> **What you need to do**: Below are records; work out how many of their lines contain "Ἀρτεμίσιο" and give only that number.

[Data excerpts]
◇ ◇ ◇ ◇
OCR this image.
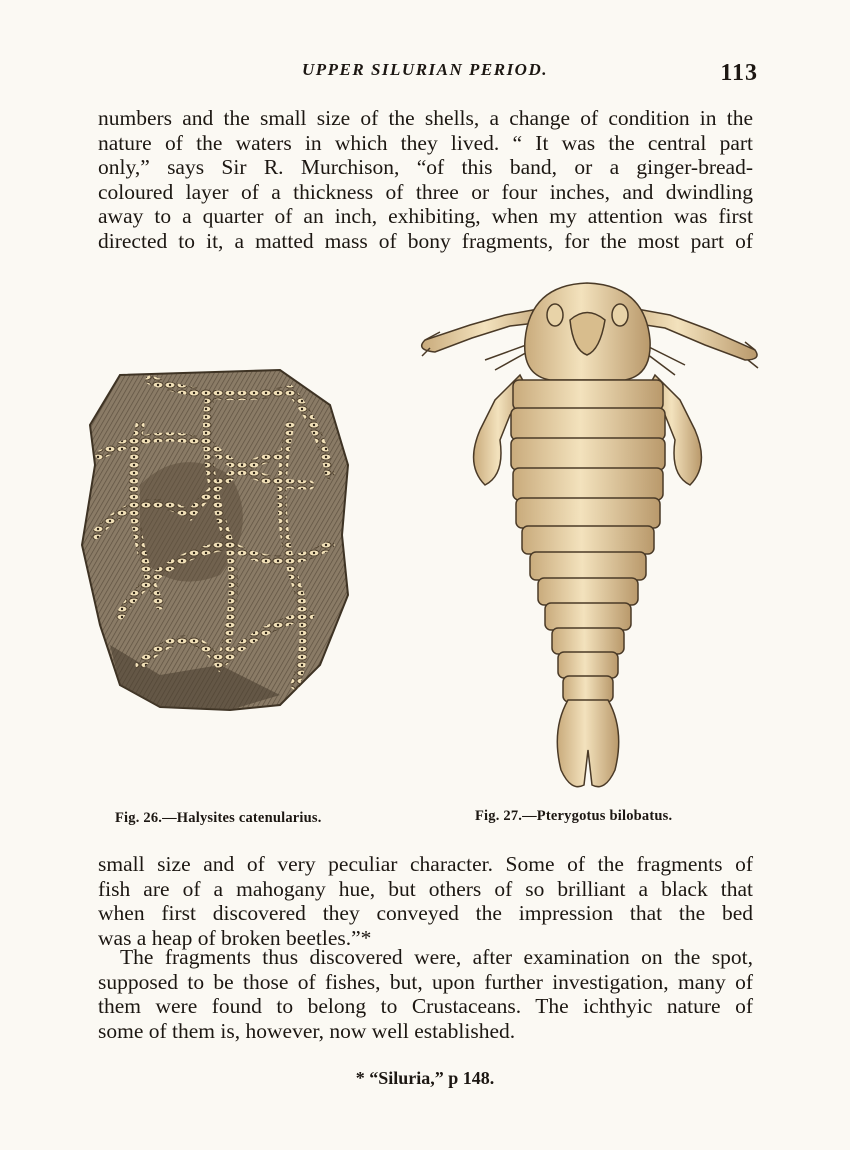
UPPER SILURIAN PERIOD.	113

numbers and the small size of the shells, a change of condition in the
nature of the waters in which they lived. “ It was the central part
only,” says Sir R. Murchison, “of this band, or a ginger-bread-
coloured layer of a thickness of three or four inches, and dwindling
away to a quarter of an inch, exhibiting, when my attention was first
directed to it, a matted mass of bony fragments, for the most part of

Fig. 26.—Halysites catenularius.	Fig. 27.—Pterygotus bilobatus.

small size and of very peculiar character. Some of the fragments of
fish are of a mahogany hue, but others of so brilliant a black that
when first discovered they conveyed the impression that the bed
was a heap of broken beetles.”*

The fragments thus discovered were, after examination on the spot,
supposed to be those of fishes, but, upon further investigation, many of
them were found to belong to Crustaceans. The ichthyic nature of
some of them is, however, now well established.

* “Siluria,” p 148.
◇ ◇ ◇ ◇
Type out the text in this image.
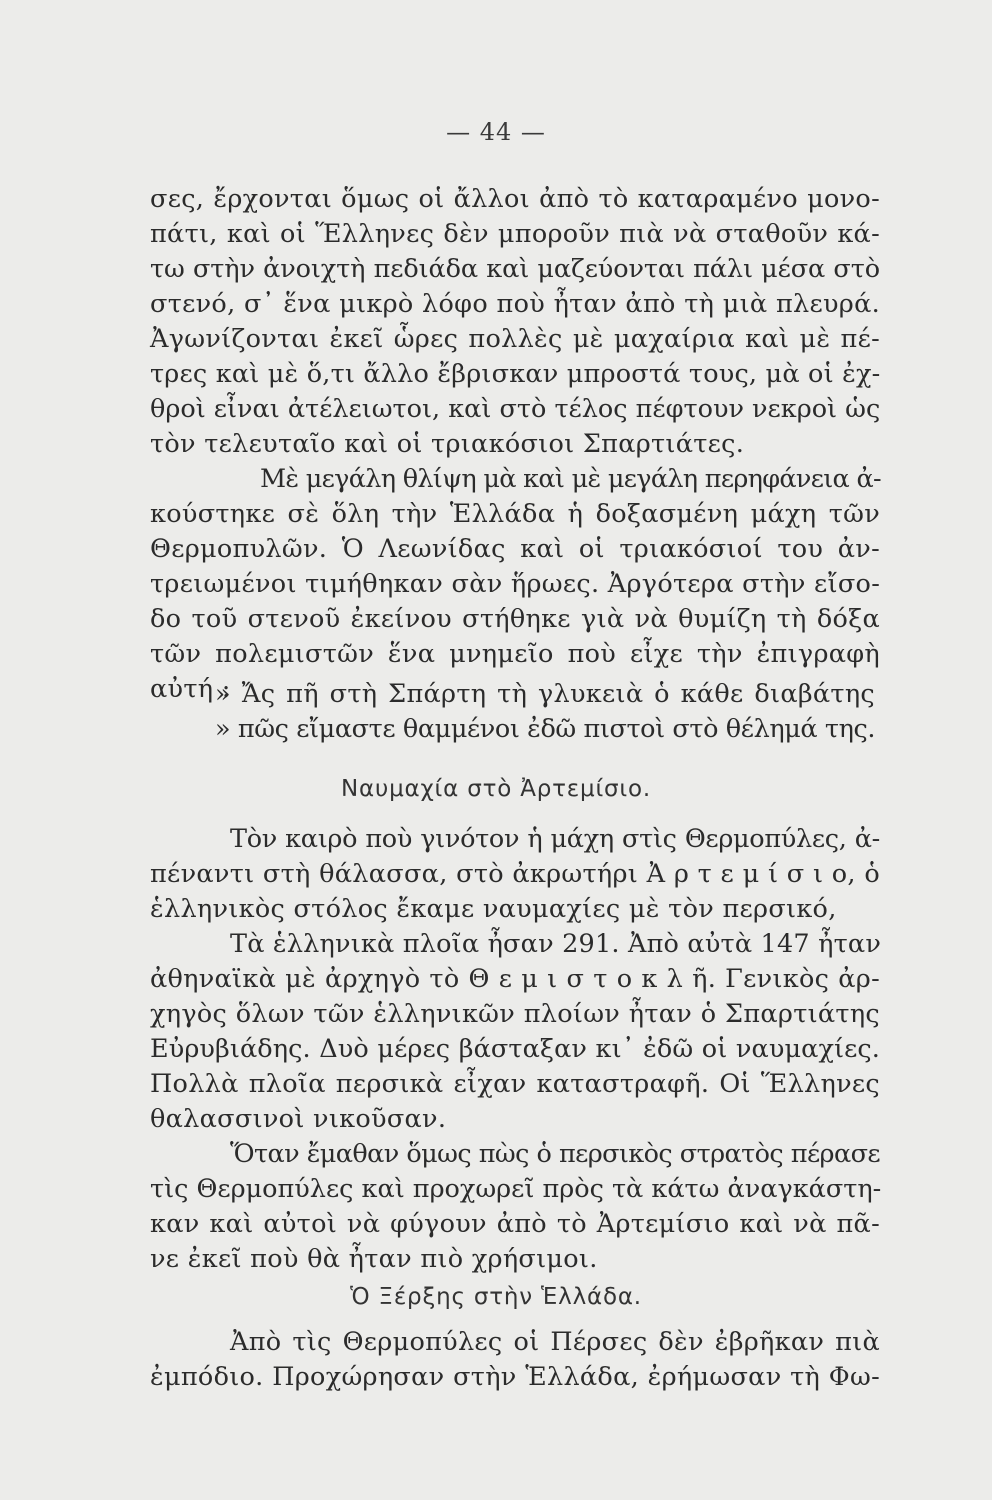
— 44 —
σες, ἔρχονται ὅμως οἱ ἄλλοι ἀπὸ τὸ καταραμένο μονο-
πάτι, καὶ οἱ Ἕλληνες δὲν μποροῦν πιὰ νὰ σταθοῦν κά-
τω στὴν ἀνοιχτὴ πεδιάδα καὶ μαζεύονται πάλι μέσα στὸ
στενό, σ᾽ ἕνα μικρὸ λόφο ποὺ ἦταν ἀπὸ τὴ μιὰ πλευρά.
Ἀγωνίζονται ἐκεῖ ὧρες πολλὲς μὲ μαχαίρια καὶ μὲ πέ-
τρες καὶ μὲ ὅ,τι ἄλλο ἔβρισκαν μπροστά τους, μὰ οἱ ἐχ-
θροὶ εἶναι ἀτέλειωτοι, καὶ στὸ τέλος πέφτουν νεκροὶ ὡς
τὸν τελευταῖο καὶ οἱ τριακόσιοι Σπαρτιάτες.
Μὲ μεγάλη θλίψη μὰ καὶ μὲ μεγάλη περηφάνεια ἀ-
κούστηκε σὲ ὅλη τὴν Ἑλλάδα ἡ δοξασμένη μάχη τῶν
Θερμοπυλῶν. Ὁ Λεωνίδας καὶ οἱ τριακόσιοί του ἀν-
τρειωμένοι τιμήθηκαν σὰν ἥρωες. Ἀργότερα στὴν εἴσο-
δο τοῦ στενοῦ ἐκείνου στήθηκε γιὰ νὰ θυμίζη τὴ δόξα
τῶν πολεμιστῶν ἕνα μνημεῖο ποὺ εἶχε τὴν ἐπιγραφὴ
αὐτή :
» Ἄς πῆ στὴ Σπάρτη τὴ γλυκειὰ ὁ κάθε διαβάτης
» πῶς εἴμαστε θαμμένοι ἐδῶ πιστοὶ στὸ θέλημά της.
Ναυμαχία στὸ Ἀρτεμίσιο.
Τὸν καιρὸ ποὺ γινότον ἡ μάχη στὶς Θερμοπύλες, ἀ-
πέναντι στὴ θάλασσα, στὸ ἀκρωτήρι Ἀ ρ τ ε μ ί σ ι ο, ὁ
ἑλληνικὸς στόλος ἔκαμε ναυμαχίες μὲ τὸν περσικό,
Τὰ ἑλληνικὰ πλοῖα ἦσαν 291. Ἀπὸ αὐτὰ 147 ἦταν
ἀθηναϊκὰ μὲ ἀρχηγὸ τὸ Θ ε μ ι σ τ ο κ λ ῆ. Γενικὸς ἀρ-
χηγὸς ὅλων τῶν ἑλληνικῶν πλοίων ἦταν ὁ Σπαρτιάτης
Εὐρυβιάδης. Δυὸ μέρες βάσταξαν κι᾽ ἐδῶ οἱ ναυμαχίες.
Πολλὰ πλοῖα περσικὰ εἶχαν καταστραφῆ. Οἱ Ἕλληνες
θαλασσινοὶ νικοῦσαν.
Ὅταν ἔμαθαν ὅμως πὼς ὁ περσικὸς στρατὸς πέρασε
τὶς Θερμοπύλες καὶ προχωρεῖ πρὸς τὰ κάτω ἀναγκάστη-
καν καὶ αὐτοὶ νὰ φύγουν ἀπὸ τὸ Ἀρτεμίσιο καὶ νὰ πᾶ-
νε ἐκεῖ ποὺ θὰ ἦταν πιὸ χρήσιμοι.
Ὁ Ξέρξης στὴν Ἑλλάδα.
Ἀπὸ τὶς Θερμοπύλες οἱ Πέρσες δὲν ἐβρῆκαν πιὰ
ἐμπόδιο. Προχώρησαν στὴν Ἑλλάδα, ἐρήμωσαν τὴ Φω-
◇ ◇ ◇ ◇
> **Solved exercise**: 2